:: Given entries
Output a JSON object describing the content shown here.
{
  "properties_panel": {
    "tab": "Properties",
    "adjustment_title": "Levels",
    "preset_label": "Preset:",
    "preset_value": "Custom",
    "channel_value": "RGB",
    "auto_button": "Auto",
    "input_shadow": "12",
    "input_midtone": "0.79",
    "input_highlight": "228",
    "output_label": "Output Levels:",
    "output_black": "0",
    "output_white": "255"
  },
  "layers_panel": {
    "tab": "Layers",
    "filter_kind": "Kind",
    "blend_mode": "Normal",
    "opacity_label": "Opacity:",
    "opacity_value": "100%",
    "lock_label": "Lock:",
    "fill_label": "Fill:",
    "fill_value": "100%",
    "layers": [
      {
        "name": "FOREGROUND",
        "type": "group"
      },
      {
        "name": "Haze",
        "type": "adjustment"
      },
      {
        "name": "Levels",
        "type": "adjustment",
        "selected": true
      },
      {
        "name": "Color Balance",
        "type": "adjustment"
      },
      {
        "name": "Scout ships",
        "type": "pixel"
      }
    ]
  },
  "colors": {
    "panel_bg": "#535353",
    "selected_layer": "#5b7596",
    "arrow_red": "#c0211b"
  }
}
::::
The problem >>
The listing above must be transcribed exactly, line by line.

Solution to this exercise >>
Output a JSON object describing the content shown here.
{
  "properties_panel": {
    "tab": "Properties",
    "adjustment_title": "Levels",
    "preset_label": "Preset:",
    "preset_value": "Custom",
    "channel_value": "RGB",
    "auto_button": "Auto",
    "input_shadow": "12",
    "input_midtone": "0.79",
    "input_highlight": "228",
    "output_label": "Output Levels:",
    "output_black": "0",
    "output_white": "255"
  },
  "layers_panel": {
    "tab": "Layers",
    "filter_kind": "Kind",
    "blend_mode": "Normal",
    "opacity_label": "Opacity:",
    "opacity_value": "100%",
    "lock_label": "Lock:",
    "fill_label": "Fill:",
    "fill_value": "100%",
    "layers": [
      {
        "name": "FOREGROUND",
        "type": "group"
      },
      {
        "name": "Haze",
        "type": "adjustment"
      },
      {
        "name": "Levels",
        "type": "adjustment",
        "selected": true
      },
      {
        "name": "Color Balance",
        "type": "adjustment"
      },
      {
        "name": "Scout ships",
        "type": "pixel"
      }
    ]
  },
  "colors": {
    "panel_bg": "#535353",
    "selected_layer": "#5b7596",
    "arrow_red": "#c0211b"
  }
}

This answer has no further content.